**WHAT IS NEEDED**.
Search the entries below. Return every line that has "legend" in it.

** Start of WORKING DATA **

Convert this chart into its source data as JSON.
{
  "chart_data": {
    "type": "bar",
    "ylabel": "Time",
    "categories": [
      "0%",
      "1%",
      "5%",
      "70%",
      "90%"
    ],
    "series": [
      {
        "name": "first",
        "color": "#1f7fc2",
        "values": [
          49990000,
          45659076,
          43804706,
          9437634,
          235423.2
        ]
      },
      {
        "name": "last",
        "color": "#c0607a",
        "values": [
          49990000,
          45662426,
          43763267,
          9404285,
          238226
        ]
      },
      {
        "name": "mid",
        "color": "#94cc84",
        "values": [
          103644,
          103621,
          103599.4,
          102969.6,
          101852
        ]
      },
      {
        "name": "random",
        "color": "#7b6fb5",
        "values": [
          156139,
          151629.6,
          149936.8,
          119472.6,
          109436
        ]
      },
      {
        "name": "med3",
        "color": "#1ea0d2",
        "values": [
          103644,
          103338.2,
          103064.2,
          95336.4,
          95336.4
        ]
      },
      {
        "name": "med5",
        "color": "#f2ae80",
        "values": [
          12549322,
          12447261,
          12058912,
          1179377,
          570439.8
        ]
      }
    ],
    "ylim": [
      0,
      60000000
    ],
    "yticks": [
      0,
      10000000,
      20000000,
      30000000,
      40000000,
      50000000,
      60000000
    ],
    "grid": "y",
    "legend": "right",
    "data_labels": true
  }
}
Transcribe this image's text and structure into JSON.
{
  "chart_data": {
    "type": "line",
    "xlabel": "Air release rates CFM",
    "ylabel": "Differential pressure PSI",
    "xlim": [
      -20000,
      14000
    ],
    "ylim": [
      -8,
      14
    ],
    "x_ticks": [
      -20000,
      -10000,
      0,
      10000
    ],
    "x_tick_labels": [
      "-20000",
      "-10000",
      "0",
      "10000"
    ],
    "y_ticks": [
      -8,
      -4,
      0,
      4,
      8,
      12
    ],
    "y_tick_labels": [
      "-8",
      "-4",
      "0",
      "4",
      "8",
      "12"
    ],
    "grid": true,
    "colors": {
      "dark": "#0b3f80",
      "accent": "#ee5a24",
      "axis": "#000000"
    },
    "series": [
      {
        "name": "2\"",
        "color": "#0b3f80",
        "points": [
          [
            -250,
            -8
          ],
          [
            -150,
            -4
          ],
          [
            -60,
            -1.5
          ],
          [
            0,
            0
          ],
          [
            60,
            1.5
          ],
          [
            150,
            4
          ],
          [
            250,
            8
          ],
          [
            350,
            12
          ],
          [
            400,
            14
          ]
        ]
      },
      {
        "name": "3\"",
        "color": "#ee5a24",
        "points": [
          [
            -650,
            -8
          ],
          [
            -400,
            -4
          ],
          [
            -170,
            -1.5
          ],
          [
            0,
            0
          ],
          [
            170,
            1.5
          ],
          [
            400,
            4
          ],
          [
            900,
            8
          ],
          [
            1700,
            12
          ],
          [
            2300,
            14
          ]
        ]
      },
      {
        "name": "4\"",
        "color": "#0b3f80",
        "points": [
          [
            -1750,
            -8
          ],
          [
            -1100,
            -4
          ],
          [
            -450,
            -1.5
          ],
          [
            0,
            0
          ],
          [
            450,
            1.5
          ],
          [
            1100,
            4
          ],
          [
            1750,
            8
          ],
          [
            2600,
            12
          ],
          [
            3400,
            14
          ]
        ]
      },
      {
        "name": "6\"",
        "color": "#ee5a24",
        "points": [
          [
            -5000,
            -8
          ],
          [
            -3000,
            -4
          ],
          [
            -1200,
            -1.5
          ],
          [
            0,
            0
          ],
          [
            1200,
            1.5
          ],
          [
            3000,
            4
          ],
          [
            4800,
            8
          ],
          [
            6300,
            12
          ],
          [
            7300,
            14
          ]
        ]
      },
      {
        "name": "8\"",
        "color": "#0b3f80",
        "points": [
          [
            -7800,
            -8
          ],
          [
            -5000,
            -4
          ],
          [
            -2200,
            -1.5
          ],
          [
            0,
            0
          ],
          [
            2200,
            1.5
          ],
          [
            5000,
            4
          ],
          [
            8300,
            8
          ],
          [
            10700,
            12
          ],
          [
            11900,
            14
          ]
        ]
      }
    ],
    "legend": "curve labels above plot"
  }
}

** End of WORKING DATA **

**CORRECT ANSWER**.
    "legend": "right",
    "legend": "curve labels above plot"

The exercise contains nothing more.